### Stated exercise
Word for word, print each line of the listing below; pictures stay out.

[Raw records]

--------------------------------

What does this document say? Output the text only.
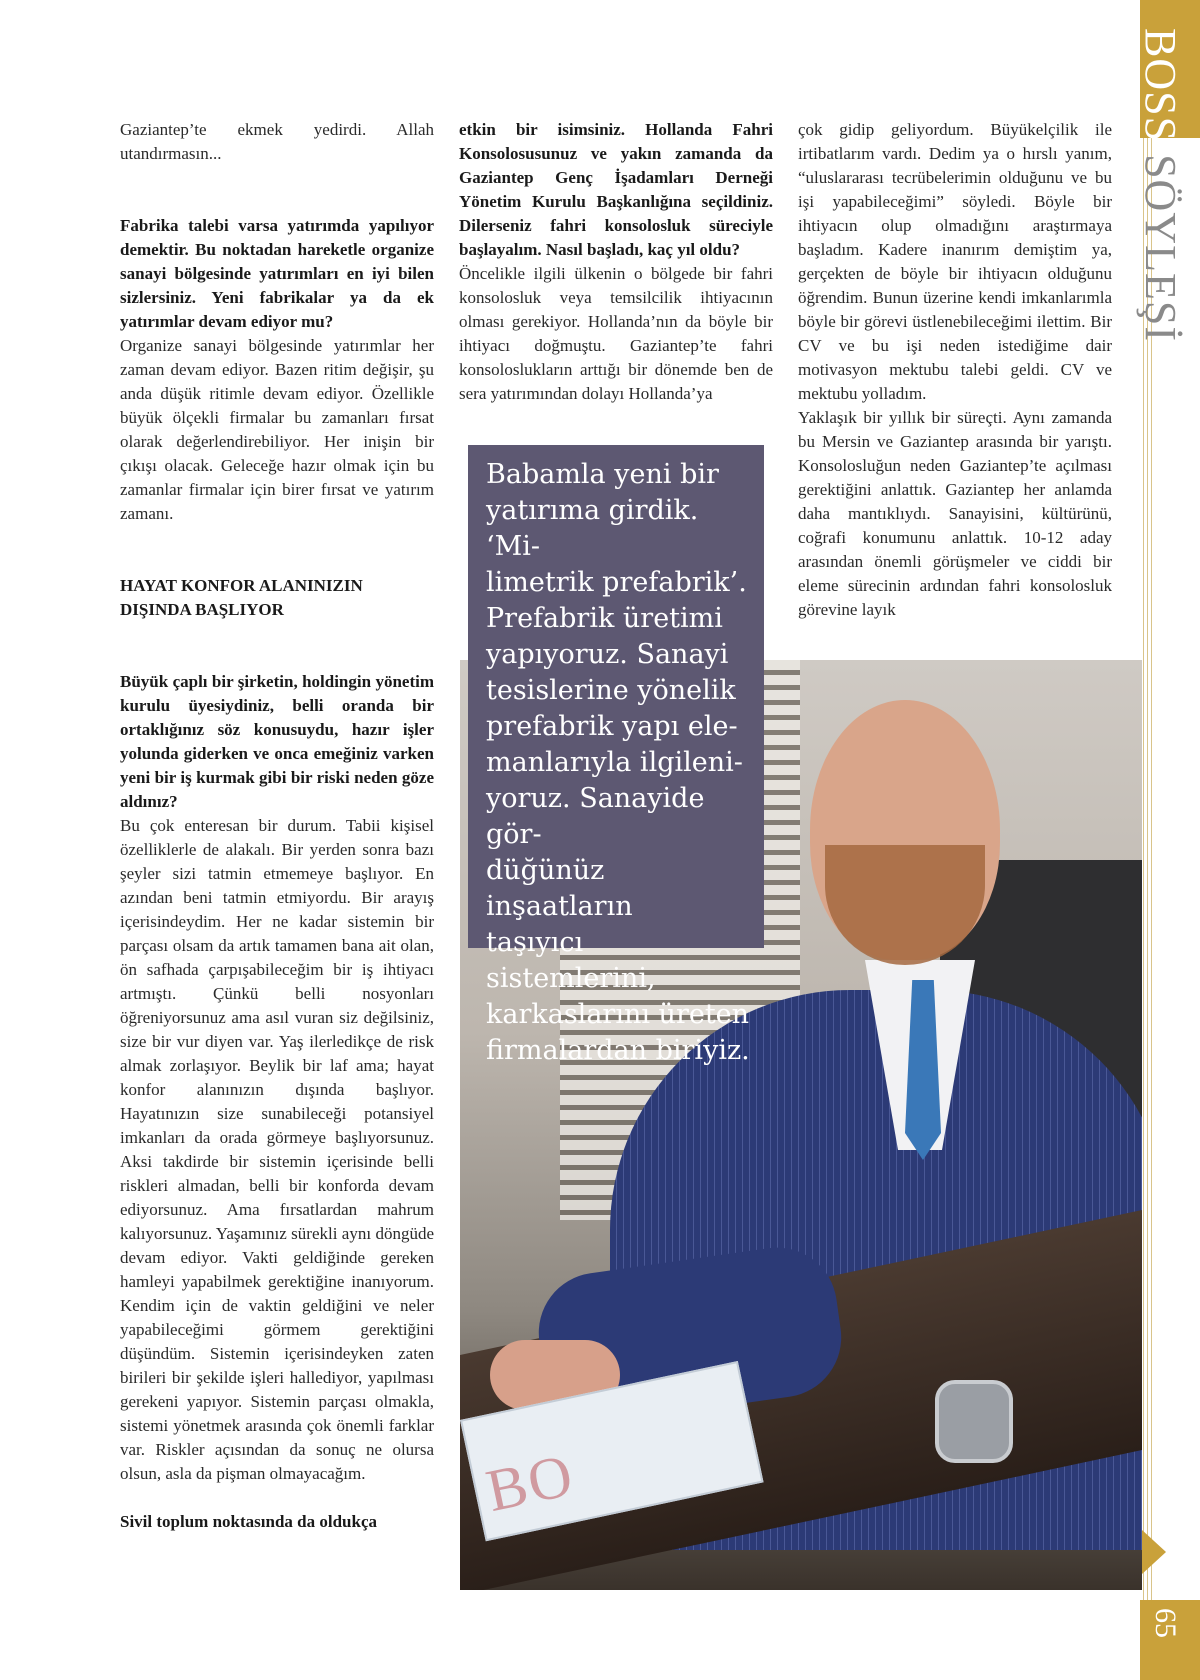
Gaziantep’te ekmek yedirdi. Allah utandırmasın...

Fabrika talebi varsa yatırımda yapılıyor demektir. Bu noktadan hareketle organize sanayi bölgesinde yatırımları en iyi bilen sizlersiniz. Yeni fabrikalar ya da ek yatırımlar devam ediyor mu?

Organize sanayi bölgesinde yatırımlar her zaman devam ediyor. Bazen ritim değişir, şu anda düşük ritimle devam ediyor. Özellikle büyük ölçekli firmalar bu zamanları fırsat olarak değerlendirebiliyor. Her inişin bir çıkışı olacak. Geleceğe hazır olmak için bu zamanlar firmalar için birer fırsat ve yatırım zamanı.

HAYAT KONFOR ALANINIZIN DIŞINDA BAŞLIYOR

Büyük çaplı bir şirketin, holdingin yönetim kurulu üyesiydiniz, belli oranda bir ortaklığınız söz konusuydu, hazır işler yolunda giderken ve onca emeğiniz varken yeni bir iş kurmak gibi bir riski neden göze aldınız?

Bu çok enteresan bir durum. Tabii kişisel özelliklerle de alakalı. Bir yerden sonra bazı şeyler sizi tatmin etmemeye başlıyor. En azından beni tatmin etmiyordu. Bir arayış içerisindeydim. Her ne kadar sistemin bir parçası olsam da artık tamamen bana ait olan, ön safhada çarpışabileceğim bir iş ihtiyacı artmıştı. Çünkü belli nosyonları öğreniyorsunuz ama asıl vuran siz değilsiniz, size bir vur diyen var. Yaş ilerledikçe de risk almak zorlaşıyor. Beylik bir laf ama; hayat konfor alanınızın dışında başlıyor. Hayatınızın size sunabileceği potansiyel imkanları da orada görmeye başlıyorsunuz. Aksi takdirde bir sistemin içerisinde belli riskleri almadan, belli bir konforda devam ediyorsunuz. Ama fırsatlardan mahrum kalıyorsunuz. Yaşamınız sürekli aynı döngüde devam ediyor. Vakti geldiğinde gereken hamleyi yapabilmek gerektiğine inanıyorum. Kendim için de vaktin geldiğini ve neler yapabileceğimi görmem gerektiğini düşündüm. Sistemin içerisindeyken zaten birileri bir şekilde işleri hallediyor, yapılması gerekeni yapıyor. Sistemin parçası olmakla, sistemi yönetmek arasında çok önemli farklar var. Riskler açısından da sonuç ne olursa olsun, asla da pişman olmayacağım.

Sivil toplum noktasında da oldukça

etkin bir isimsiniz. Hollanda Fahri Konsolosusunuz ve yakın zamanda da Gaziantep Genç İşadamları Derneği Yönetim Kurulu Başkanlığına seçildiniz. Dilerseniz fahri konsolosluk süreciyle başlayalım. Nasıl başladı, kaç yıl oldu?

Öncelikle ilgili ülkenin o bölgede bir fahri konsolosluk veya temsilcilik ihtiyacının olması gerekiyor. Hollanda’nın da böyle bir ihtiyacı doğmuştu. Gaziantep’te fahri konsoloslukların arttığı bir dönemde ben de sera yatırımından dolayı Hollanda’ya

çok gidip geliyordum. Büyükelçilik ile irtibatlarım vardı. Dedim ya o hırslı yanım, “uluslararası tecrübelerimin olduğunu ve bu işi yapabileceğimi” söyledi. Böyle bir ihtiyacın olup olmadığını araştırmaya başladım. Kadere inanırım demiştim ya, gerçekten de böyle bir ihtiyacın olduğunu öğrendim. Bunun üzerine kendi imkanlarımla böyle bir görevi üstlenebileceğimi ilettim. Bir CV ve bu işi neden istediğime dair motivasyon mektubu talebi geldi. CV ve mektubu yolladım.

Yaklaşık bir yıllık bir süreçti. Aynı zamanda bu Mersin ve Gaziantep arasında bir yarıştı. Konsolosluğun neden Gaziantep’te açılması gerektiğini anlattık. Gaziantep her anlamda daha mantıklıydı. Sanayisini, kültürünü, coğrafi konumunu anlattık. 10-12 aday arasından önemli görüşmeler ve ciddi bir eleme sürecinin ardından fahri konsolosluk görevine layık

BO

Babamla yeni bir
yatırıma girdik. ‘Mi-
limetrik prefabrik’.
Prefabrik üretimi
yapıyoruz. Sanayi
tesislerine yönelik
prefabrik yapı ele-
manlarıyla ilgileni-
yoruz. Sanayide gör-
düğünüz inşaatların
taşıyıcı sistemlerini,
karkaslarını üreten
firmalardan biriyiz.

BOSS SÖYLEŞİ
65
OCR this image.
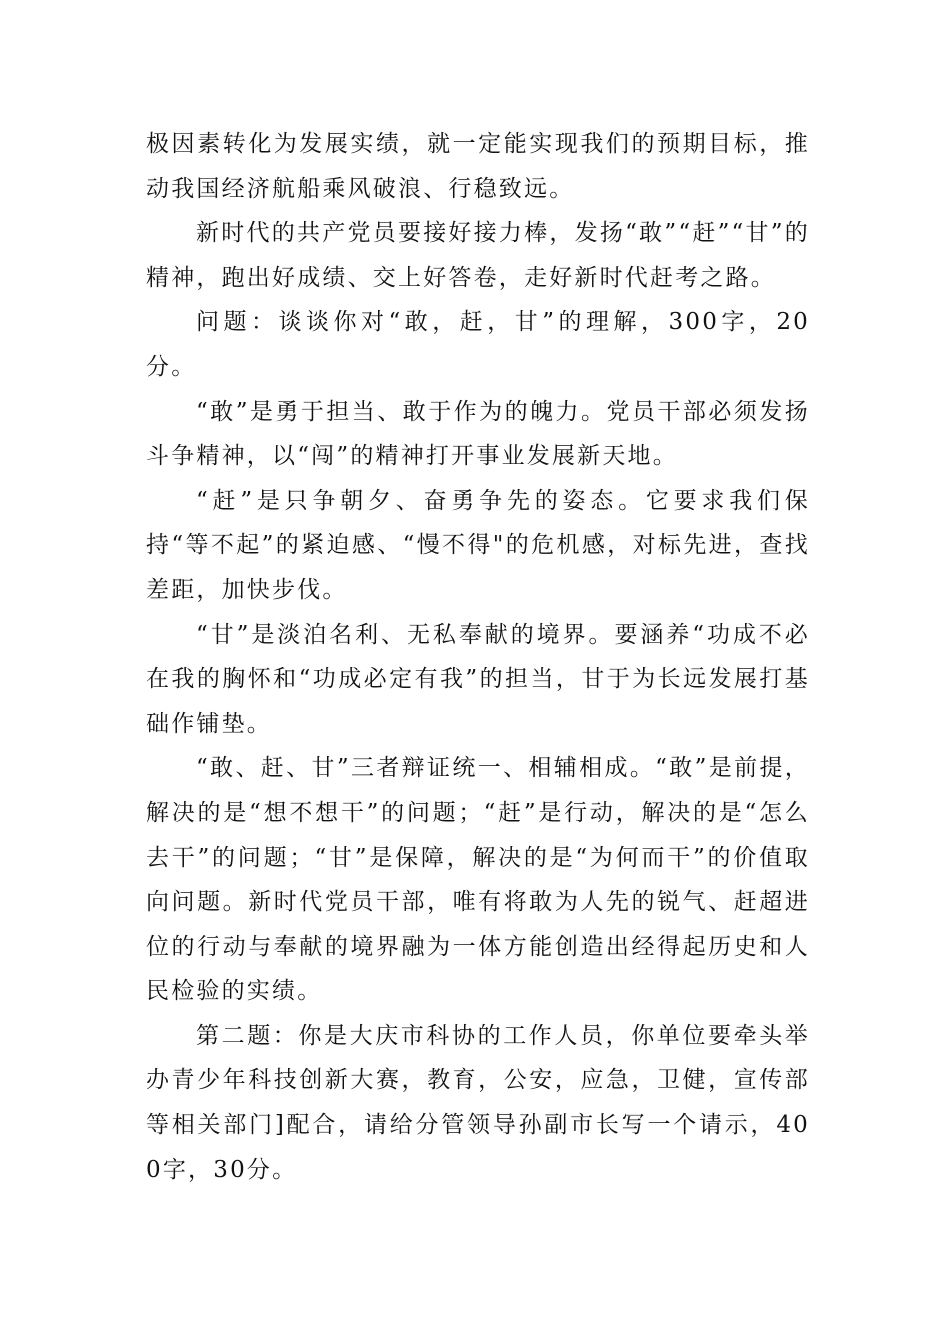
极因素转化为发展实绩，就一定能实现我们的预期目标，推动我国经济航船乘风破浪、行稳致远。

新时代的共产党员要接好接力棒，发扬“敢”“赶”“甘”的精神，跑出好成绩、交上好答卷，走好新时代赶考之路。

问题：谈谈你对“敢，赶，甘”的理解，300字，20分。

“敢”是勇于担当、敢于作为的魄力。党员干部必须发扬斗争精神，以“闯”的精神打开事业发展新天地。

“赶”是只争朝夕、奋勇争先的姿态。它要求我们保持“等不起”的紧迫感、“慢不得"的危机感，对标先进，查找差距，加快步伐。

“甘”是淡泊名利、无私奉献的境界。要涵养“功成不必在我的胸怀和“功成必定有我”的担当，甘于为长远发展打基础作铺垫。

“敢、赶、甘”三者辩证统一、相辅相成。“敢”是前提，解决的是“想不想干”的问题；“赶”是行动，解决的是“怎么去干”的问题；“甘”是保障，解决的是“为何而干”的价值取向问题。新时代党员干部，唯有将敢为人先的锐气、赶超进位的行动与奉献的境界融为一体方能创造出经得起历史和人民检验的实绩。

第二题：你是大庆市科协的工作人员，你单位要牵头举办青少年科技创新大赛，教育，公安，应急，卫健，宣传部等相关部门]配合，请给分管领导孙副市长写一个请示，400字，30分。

--------------------------------

### Output for this exercise
What does this document say? Output the text only.
Gaziantep’te ekmek yedirdi. Allah utandırmasın...

Fabrika talebi varsa yatırımda yapılıyor demektir. Bu noktadan hareketle organize sanayi bölgesinde yatırımları en iyi bilen sizlersiniz. Yeni fabrikalar ya da ek yatırımlar devam ediyor mu?

Organize sanayi bölgesinde yatırımlar her zaman devam ediyor. Bazen ritim değişir, şu anda düşük ritimle devam ediyor. Özellikle büyük ölçekli firmalar bu zamanları fırsat olarak değerlendirebiliyor. Her inişin bir çıkışı olacak. Geleceğe hazır olmak için bu zamanlar firmalar için birer fırsat ve yatırım zamanı.

HAYAT KONFOR ALANINIZIN DIŞINDA BAŞLIYOR

Büyük çaplı bir şirketin, holdingin yönetim kurulu üyesiydiniz, belli oranda bir ortaklığınız söz konusuydu, hazır işler yolunda giderken ve onca emeğiniz varken yeni bir iş kurmak gibi bir riski neden göze aldınız?

Bu çok enteresan bir durum. Tabii kişisel özelliklerle de alakalı. Bir yerden sonra bazı şeyler sizi tatmin etmemeye başlıyor. En azından beni tatmin etmiyordu. Bir arayış içerisindeydim. Her ne kadar sistemin bir parçası olsam da artık tamamen bana ait olan, ön safhada çarpışabileceğim bir iş ihtiyacı artmıştı. Çünkü belli nosyonları öğreniyorsunuz ama asıl vuran siz değilsiniz, size bir vur diyen var. Yaş ilerledikçe de risk almak zorlaşıyor. Beylik bir laf ama; hayat konfor alanınızın dışında başlıyor. Hayatınızın size sunabileceği potansiyel imkanları da orada görmeye başlıyorsunuz. Aksi takdirde bir sistemin içerisinde belli riskleri almadan, belli bir konforda devam ediyorsunuz. Ama fırsatlardan mahrum kalıyorsunuz. Yaşamınız sürekli aynı döngüde devam ediyor. Vakti geldiğinde gereken hamleyi yapabilmek gerektiğine inanıyorum. Kendim için de vaktin geldiğini ve neler yapabileceğimi görmem gerektiğini düşündüm. Sistemin içerisindeyken zaten birileri bir şekilde işleri hallediyor, yapılması gerekeni yapıyor. Sistemin parçası olmakla, sistemi yönetmek arasında çok önemli farklar var. Riskler açısından da sonuç ne olursa olsun, asla da pişman olmayacağım.

Sivil toplum noktasında da oldukça

etkin bir isimsiniz. Hollanda Fahri Konsolosusunuz ve yakın zamanda da Gaziantep Genç İşadamları Derneği Yönetim Kurulu Başkanlığına seçildiniz. Dilerseniz fahri konsolosluk süreciyle başlayalım. Nasıl başladı, kaç yıl oldu?

Öncelikle ilgili ülkenin o bölgede bir fahri konsolosluk veya temsilcilik ihtiyacının olması gerekiyor. Hollanda’nın da böyle bir ihtiyacı doğmuştu. Gaziantep’te fahri konsoloslukların arttığı bir dönemde ben de sera yatırımından dolayı Hollanda’ya

çok gidip geliyordum. Büyükelçilik ile irtibatlarım vardı. Dedim ya o hırslı yanım, “uluslararası tecrübelerimin olduğunu ve bu işi yapabileceğimi” söyledi. Böyle bir ihtiyacın olup olmadığını araştırmaya başladım. Kadere inanırım demiştim ya, gerçekten de böyle bir ihtiyacın olduğunu öğrendim. Bunun üzerine kendi imkanlarımla böyle bir görevi üstlenebileceğimi ilettim. Bir CV ve bu işi neden istediğime dair motivasyon mektubu talebi geldi. CV ve mektubu yolladım.

Yaklaşık bir yıllık bir süreçti. Aynı zamanda bu Mersin ve Gaziantep arasında bir yarıştı. Konsolosluğun neden Gaziantep’te açılması gerektiğini anlattık. Gaziantep her anlamda daha mantıklıydı. Sanayisini, kültürünü, coğrafi konumunu anlattık. 10-12 aday arasından önemli görüşmeler ve ciddi bir eleme sürecinin ardından fahri konsolosluk görevine layık

BO

Babamla yeni bir
yatırıma girdik. ‘Mi-
limetrik prefabrik’.
Prefabrik üretimi
yapıyoruz. Sanayi
tesislerine yönelik
prefabrik yapı ele-
manlarıyla ilgileni-
yoruz. Sanayide gör-
düğünüz inşaatların
taşıyıcı sistemlerini,
karkaslarını üreten
firmalardan biriyiz.

BOSS SÖYLEŞİ
65
OCR this image.
极因素转化为发展实绩，就一定能实现我们的预期目标，推动我国经济航船乘风破浪、行稳致远。

新时代的共产党员要接好接力棒，发扬“敢”“赶”“甘”的精神，跑出好成绩、交上好答卷，走好新时代赶考之路。

问题：谈谈你对“敢，赶，甘”的理解，300字，20分。

“敢”是勇于担当、敢于作为的魄力。党员干部必须发扬斗争精神，以“闯”的精神打开事业发展新天地。

“赶”是只争朝夕、奋勇争先的姿态。它要求我们保持“等不起”的紧迫感、“慢不得"的危机感，对标先进，查找差距，加快步伐。

“甘”是淡泊名利、无私奉献的境界。要涵养“功成不必在我的胸怀和“功成必定有我”的担当，甘于为长远发展打基础作铺垫。

“敢、赶、甘”三者辩证统一、相辅相成。“敢”是前提，解决的是“想不想干”的问题；“赶”是行动，解决的是“怎么去干”的问题；“甘”是保障，解决的是“为何而干”的价值取向问题。新时代党员干部，唯有将敢为人先的锐气、赶超进位的行动与奉献的境界融为一体方能创造出经得起历史和人民检验的实绩。

第二题：你是大庆市科协的工作人员，你单位要牵头举办青少年科技创新大赛，教育，公安，应急，卫健，宣传部等相关部门]配合，请给分管领导孙副市长写一个请示，400字，30分。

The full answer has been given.